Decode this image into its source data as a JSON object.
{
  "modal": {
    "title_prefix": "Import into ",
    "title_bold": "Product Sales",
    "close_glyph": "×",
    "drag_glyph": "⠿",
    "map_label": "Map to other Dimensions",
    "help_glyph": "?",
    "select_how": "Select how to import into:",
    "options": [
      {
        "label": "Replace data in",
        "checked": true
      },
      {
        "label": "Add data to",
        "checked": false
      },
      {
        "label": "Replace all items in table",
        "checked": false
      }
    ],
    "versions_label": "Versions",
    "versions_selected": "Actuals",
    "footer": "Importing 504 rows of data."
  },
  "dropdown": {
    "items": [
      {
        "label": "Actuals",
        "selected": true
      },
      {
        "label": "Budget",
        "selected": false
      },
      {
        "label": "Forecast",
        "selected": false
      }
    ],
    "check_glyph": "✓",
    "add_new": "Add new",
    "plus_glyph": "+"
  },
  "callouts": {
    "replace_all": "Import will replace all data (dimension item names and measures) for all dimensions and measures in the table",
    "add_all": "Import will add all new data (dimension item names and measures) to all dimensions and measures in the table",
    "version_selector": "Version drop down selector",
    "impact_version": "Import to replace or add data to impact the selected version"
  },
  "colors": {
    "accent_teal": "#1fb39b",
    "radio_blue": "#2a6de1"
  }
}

####################

Problem description
Type out all of the material again, word for word.

Written response
Decode this image into its source data as a JSON object.
{
  "modal": {
    "title_prefix": "Import into ",
    "title_bold": "Product Sales",
    "close_glyph": "×",
    "drag_glyph": "⠿",
    "map_label": "Map to other Dimensions",
    "help_glyph": "?",
    "select_how": "Select how to import into:",
    "options": [
      {
        "label": "Replace data in",
        "checked": true
      },
      {
        "label": "Add data to",
        "checked": false
      },
      {
        "label": "Replace all items in table",
        "checked": false
      }
    ],
    "versions_label": "Versions",
    "versions_selected": "Actuals",
    "footer": "Importing 504 rows of data."
  },
  "dropdown": {
    "items": [
      {
        "label": "Actuals",
        "selected": true
      },
      {
        "label": "Budget",
        "selected": false
      },
      {
        "label": "Forecast",
        "selected": false
      }
    ],
    "check_glyph": "✓",
    "add_new": "Add new",
    "plus_glyph": "+"
  },
  "callouts": {
    "replace_all": "Import will replace all data (dimension item names and measures) for all dimensions and measures in the table",
    "add_all": "Import will add all new data (dimension item names and measures) to all dimensions and measures in the table",
    "version_selector": "Version drop down selector",
    "impact_version": "Import to replace or add data to impact the selected version"
  },
  "colors": {
    "accent_teal": "#1fb39b",
    "radio_blue": "#2a6de1"
  }
}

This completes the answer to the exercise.